▶ What you should do: Reproduce the listing beginning at the line that has "For every button, label, input, icon, or" and stopping after the line that has "bar-by-race [144, 424, 187, 435]", with "Multiracial" changed to "Two or More Races" and nothing else altered.

▶ Records for processing:
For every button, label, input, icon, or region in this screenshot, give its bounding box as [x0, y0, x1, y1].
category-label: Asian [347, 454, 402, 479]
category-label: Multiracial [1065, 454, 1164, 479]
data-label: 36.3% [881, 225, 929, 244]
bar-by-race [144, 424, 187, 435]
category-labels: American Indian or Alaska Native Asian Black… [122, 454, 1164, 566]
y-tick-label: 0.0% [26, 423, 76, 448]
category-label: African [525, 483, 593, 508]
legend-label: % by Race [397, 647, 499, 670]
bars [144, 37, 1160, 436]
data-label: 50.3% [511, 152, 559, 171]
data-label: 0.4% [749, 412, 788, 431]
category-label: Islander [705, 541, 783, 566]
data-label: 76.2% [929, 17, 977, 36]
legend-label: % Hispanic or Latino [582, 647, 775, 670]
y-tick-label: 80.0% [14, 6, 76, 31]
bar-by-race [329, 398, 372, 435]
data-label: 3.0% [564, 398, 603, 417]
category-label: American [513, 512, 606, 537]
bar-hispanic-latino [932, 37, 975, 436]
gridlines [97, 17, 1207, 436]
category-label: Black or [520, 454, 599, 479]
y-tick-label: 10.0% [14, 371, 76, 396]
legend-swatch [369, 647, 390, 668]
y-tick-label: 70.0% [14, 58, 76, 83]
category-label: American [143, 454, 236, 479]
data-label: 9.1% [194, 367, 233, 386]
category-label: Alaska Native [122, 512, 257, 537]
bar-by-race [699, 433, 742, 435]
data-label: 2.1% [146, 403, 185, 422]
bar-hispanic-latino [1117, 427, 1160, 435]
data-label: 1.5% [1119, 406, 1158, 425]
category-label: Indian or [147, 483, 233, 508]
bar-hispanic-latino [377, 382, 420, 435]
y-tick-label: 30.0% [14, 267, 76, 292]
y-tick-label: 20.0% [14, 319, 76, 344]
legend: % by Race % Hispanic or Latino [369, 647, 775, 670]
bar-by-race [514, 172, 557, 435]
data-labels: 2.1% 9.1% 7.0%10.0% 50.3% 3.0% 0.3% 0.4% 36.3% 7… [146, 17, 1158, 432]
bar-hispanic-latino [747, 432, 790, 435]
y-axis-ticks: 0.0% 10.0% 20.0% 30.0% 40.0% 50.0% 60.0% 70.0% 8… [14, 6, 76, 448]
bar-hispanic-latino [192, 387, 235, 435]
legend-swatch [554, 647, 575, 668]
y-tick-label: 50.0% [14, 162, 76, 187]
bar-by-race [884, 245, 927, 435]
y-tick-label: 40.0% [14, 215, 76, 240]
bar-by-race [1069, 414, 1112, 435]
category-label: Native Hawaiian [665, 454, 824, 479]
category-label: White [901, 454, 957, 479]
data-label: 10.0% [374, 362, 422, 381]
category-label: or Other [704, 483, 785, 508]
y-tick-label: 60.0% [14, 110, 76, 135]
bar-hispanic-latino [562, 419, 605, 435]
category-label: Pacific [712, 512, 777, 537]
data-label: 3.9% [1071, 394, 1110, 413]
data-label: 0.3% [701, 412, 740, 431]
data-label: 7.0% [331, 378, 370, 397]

==

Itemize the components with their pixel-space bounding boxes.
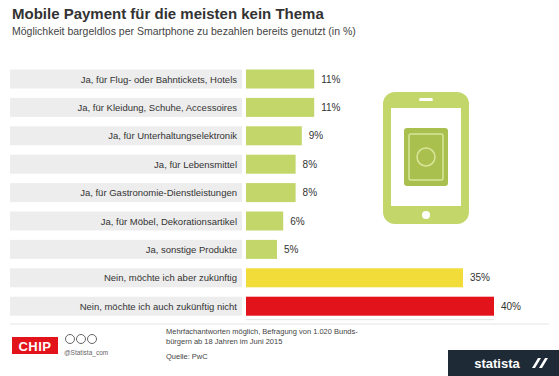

▶ Exercise output:
For every button, label, input, icon, or region in this screenshot, give its bounding box as [x0, y0, x1, y1].
category-label: Asian [347, 454, 402, 479]
category-label: Two or More Races [1065, 454, 1164, 479]
data-label: 36.3% [881, 225, 929, 244]
bar-by-race [144, 424, 187, 435]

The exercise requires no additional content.